*Records for this task*
:::
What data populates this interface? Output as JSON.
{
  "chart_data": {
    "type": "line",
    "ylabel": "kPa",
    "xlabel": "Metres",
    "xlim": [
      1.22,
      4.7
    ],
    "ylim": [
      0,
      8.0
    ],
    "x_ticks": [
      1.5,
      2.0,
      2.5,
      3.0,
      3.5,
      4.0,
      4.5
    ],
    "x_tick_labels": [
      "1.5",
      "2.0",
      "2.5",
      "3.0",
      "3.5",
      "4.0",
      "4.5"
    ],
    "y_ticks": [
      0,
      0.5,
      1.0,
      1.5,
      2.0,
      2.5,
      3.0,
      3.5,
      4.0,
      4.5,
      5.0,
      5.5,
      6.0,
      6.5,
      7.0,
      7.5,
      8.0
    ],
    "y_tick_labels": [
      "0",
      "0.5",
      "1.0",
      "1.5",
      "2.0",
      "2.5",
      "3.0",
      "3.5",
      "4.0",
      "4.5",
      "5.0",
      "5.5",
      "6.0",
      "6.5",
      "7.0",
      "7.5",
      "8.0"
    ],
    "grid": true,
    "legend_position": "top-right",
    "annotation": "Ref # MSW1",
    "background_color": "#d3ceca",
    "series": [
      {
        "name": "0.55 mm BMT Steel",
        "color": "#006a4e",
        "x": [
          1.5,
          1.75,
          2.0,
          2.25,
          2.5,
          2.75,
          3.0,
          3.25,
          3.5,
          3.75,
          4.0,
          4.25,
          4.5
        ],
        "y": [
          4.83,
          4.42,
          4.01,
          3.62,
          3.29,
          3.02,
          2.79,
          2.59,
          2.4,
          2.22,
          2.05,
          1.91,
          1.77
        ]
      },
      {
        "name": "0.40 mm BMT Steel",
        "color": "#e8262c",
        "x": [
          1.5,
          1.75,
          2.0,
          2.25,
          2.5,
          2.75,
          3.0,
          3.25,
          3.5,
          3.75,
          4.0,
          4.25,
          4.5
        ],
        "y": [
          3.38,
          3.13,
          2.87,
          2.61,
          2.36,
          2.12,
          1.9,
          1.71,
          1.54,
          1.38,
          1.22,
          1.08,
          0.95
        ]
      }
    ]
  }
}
:::
*Instructions for the task*
Identify each line in the records above that contains the word "Steel", and copy it out in full.

*Solution to this task*
        "name": "0.55 mm BMT Steel",
        "name": "0.40 mm BMT Steel",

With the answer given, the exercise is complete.